start

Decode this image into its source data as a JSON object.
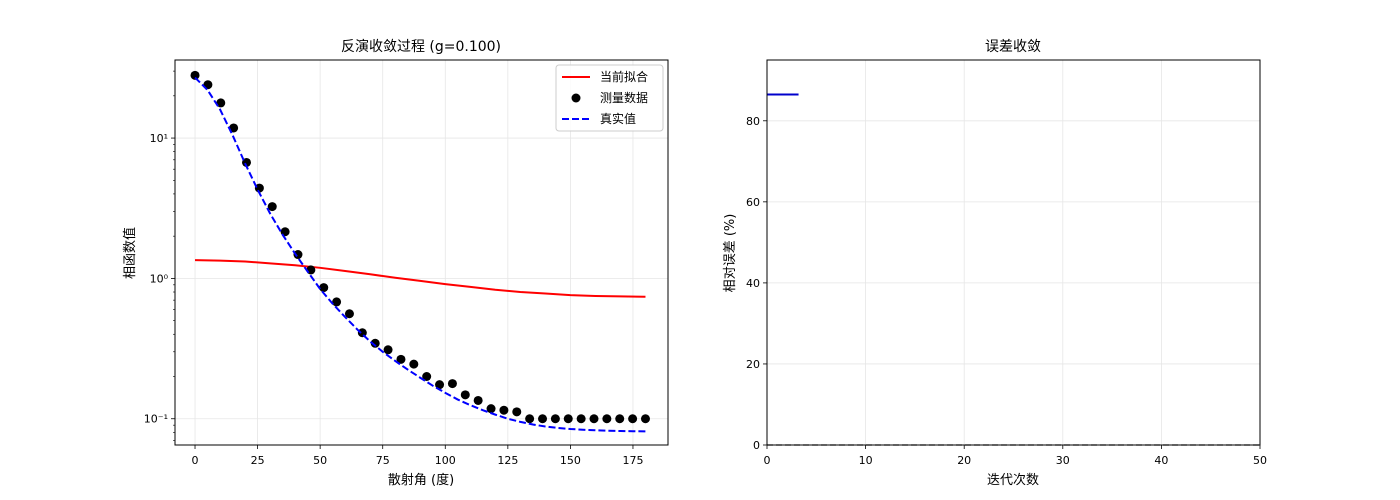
{
  "chart_data": [
    {
      "type": "line",
      "title": "反演收敛过程 (g=0.100)",
      "xlabel": "散射角 (度)",
      "ylabel": "相函数值",
      "xscale": "linear",
      "yscale": "log",
      "xlim": [
        -8,
        189
      ],
      "ylim": [
        0.065,
        36
      ],
      "xticks": [
        0,
        25,
        50,
        75,
        100,
        125,
        150,
        175
      ],
      "yticks": [
        0.1,
        1,
        10
      ],
      "yticklabels": [
        "10⁻¹",
        "10⁰",
        "10¹"
      ],
      "grid": true,
      "legend_position": "top-right",
      "series": [
        {
          "name": "当前拟合",
          "style": "solid-line",
          "color": "#ff0000",
          "x": [
            0,
            10,
            20,
            30,
            40,
            50,
            60,
            70,
            80,
            90,
            100,
            110,
            120,
            130,
            140,
            150,
            160,
            170,
            180
          ],
          "y": [
            1.35,
            1.34,
            1.32,
            1.28,
            1.24,
            1.19,
            1.13,
            1.07,
            1.01,
            0.96,
            0.91,
            0.87,
            0.83,
            0.8,
            0.78,
            0.76,
            0.75,
            0.745,
            0.74
          ]
        },
        {
          "name": "测量数据",
          "style": "markers",
          "color": "#000000",
          "x": [
            0,
            5.14,
            10.29,
            15.43,
            20.57,
            25.71,
            30.86,
            36,
            41.14,
            46.29,
            51.43,
            56.57,
            61.71,
            66.86,
            72,
            77.14,
            82.29,
            87.43,
            92.57,
            97.71,
            102.86,
            108,
            113.14,
            118.29,
            123.43,
            128.57,
            133.71,
            138.86,
            144,
            149.14,
            154.29,
            159.43,
            164.57,
            169.71,
            174.86,
            180
          ],
          "y": [
            28,
            24,
            17.8,
            11.8,
            6.7,
            4.4,
            3.25,
            2.15,
            1.48,
            1.15,
            0.86,
            0.68,
            0.56,
            0.41,
            0.345,
            0.31,
            0.265,
            0.245,
            0.2,
            0.175,
            0.178,
            0.148,
            0.135,
            0.118,
            0.115,
            0.112,
            0.1,
            0.1,
            0.1,
            0.1,
            0.1,
            0.1,
            0.1,
            0.1,
            0.1,
            0.1
          ]
        },
        {
          "name": "真实值",
          "style": "dashed-line",
          "color": "#0000ff",
          "x": [
            0,
            5,
            10,
            15,
            20,
            25,
            30,
            35,
            40,
            45,
            50,
            55,
            60,
            65,
            70,
            75,
            80,
            85,
            90,
            95,
            100,
            105,
            110,
            115,
            120,
            125,
            130,
            135,
            140,
            145,
            150,
            155,
            160,
            165,
            170,
            175,
            180
          ],
          "y": [
            27,
            22,
            16,
            10.5,
            6.6,
            4.3,
            2.9,
            2.05,
            1.5,
            1.12,
            0.84,
            0.66,
            0.53,
            0.43,
            0.355,
            0.3,
            0.258,
            0.224,
            0.196,
            0.172,
            0.153,
            0.137,
            0.125,
            0.115,
            0.107,
            0.1,
            0.095,
            0.091,
            0.088,
            0.086,
            0.0845,
            0.0835,
            0.0828,
            0.0822,
            0.0818,
            0.0815,
            0.0813
          ]
        }
      ]
    },
    {
      "type": "line",
      "title": "误差收敛",
      "xlabel": "迭代次数",
      "ylabel": "相对误差 (%)",
      "xscale": "linear",
      "yscale": "linear",
      "xlim": [
        0,
        50
      ],
      "ylim": [
        0,
        95
      ],
      "xticks": [
        0,
        10,
        20,
        30,
        40,
        50
      ],
      "yticks": [
        0,
        20,
        40,
        60,
        80
      ],
      "grid": true,
      "series": [
        {
          "style": "solid-line",
          "color": "#0000cc",
          "x": [
            0,
            3.2
          ],
          "y": [
            86.5,
            86.5
          ]
        },
        {
          "style": "dashed-reference",
          "color": "#808080",
          "x": [
            0,
            50
          ],
          "y": [
            0,
            0
          ]
        }
      ]
    }
  ]
}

end

### [What you need to do]
Write out the full listing verbatim, excluding its pictures.

### [Complete response]
Decode this image into its source data as a JSON object.
{
  "chart_data": [
    {
      "type": "line",
      "title": "反演收敛过程 (g=0.100)",
      "xlabel": "散射角 (度)",
      "ylabel": "相函数值",
      "xscale": "linear",
      "yscale": "log",
      "xlim": [
        -8,
        189
      ],
      "ylim": [
        0.065,
        36
      ],
      "xticks": [
        0,
        25,
        50,
        75,
        100,
        125,
        150,
        175
      ],
      "yticks": [
        0.1,
        1,
        10
      ],
      "yticklabels": [
        "10⁻¹",
        "10⁰",
        "10¹"
      ],
      "grid": true,
      "legend_position": "top-right",
      "series": [
        {
          "name": "当前拟合",
          "style": "solid-line",
          "color": "#ff0000",
          "x": [
            0,
            10,
            20,
            30,
            40,
            50,
            60,
            70,
            80,
            90,
            100,
            110,
            120,
            130,
            140,
            150,
            160,
            170,
            180
          ],
          "y": [
            1.35,
            1.34,
            1.32,
            1.28,
            1.24,
            1.19,
            1.13,
            1.07,
            1.01,
            0.96,
            0.91,
            0.87,
            0.83,
            0.8,
            0.78,
            0.76,
            0.75,
            0.745,
            0.74
          ]
        },
        {
          "name": "测量数据",
          "style": "markers",
          "color": "#000000",
          "x": [
            0,
            5.14,
            10.29,
            15.43,
            20.57,
            25.71,
            30.86,
            36,
            41.14,
            46.29,
            51.43,
            56.57,
            61.71,
            66.86,
            72,
            77.14,
            82.29,
            87.43,
            92.57,
            97.71,
            102.86,
            108,
            113.14,
            118.29,
            123.43,
            128.57,
            133.71,
            138.86,
            144,
            149.14,
            154.29,
            159.43,
            164.57,
            169.71,
            174.86,
            180
          ],
          "y": [
            28,
            24,
            17.8,
            11.8,
            6.7,
            4.4,
            3.25,
            2.15,
            1.48,
            1.15,
            0.86,
            0.68,
            0.56,
            0.41,
            0.345,
            0.31,
            0.265,
            0.245,
            0.2,
            0.175,
            0.178,
            0.148,
            0.135,
            0.118,
            0.115,
            0.112,
            0.1,
            0.1,
            0.1,
            0.1,
            0.1,
            0.1,
            0.1,
            0.1,
            0.1,
            0.1
          ]
        },
        {
          "name": "真实值",
          "style": "dashed-line",
          "color": "#0000ff",
          "x": [
            0,
            5,
            10,
            15,
            20,
            25,
            30,
            35,
            40,
            45,
            50,
            55,
            60,
            65,
            70,
            75,
            80,
            85,
            90,
            95,
            100,
            105,
            110,
            115,
            120,
            125,
            130,
            135,
            140,
            145,
            150,
            155,
            160,
            165,
            170,
            175,
            180
          ],
          "y": [
            27,
            22,
            16,
            10.5,
            6.6,
            4.3,
            2.9,
            2.05,
            1.5,
            1.12,
            0.84,
            0.66,
            0.53,
            0.43,
            0.355,
            0.3,
            0.258,
            0.224,
            0.196,
            0.172,
            0.153,
            0.137,
            0.125,
            0.115,
            0.107,
            0.1,
            0.095,
            0.091,
            0.088,
            0.086,
            0.0845,
            0.0835,
            0.0828,
            0.0822,
            0.0818,
            0.0815,
            0.0813
          ]
        }
      ]
    },
    {
      "type": "line",
      "title": "误差收敛",
      "xlabel": "迭代次数",
      "ylabel": "相对误差 (%)",
      "xscale": "linear",
      "yscale": "linear",
      "xlim": [
        0,
        50
      ],
      "ylim": [
        0,
        95
      ],
      "xticks": [
        0,
        10,
        20,
        30,
        40,
        50
      ],
      "yticks": [
        0,
        20,
        40,
        60,
        80
      ],
      "grid": true,
      "series": [
        {
          "style": "solid-line",
          "color": "#0000cc",
          "x": [
            0,
            3.2
          ],
          "y": [
            86.5,
            86.5
          ]
        },
        {
          "style": "dashed-reference",
          "color": "#808080",
          "x": [
            0,
            50
          ],
          "y": [
            0,
            0
          ]
        }
      ]
    }
  ]
}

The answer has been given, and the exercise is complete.